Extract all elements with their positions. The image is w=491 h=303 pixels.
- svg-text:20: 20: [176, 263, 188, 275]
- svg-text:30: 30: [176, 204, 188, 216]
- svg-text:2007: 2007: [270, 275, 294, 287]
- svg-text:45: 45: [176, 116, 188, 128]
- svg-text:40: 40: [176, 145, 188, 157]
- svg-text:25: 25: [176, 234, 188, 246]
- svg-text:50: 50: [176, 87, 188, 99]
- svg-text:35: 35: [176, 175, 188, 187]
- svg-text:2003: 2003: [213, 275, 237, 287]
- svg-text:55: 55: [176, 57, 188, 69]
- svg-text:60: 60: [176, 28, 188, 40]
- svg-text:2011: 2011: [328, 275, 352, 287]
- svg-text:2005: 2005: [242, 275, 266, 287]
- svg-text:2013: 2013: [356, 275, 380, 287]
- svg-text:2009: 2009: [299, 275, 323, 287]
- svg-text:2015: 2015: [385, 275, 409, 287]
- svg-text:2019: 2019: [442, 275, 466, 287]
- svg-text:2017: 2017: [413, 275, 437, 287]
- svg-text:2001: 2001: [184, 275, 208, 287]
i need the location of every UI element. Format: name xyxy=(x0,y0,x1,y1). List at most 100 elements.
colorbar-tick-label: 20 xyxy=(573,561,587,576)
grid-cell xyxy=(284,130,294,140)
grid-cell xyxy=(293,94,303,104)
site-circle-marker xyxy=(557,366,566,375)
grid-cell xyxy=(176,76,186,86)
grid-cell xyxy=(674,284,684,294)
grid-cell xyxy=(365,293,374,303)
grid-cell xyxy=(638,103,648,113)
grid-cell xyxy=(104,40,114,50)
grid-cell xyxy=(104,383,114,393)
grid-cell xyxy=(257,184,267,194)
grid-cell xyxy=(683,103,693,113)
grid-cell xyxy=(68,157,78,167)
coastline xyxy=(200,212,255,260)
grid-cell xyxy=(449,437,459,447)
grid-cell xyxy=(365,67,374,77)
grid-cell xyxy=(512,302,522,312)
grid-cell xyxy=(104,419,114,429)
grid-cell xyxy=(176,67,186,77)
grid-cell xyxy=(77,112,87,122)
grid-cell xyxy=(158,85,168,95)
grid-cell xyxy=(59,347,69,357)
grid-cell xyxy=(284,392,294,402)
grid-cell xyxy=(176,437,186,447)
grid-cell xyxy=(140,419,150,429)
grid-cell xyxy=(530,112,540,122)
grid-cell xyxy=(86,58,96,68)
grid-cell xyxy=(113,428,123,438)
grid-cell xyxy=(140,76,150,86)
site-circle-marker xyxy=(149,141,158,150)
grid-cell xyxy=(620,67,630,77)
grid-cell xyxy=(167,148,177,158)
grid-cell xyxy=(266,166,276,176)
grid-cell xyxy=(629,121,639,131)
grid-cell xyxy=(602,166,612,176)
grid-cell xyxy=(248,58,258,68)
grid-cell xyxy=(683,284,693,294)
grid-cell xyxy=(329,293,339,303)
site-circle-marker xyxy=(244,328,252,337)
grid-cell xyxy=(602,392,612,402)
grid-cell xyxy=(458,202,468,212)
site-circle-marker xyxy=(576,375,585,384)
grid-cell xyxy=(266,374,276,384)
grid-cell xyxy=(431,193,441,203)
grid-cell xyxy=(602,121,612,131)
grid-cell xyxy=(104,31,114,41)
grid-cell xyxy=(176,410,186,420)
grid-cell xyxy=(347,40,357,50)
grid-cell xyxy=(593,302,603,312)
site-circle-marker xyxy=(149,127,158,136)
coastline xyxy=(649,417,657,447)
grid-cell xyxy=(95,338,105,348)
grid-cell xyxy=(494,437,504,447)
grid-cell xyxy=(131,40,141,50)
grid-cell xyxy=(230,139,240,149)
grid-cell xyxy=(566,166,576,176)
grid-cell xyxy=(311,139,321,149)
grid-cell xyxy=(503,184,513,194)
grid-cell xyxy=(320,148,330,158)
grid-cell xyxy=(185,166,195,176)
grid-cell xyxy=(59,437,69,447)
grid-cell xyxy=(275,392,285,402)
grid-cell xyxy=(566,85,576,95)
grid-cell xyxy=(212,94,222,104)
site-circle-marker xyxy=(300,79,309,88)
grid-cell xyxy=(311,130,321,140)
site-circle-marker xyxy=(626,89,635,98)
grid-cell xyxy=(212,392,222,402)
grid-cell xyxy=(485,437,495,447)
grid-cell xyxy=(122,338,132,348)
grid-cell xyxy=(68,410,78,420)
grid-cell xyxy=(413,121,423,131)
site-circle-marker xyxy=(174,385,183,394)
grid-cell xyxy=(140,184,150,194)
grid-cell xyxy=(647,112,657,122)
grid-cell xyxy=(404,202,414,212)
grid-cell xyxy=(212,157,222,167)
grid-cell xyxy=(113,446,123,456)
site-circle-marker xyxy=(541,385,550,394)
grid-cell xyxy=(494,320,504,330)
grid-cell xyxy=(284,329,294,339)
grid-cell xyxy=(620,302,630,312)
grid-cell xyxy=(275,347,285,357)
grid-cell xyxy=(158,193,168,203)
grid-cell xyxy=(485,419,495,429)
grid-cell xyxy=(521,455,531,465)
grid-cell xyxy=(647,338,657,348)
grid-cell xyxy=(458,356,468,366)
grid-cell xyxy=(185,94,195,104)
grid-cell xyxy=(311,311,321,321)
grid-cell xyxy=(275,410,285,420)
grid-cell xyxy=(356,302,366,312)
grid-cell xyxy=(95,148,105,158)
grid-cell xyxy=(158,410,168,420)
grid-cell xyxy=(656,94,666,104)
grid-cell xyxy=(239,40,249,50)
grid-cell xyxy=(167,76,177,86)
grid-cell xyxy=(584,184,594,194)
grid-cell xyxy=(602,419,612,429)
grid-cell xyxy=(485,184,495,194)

----

▶ [To be done]
Please count the lines in the listing above that contain the string "site", matching case exactly, and give only that number.

▶ [Solution for this problem]
9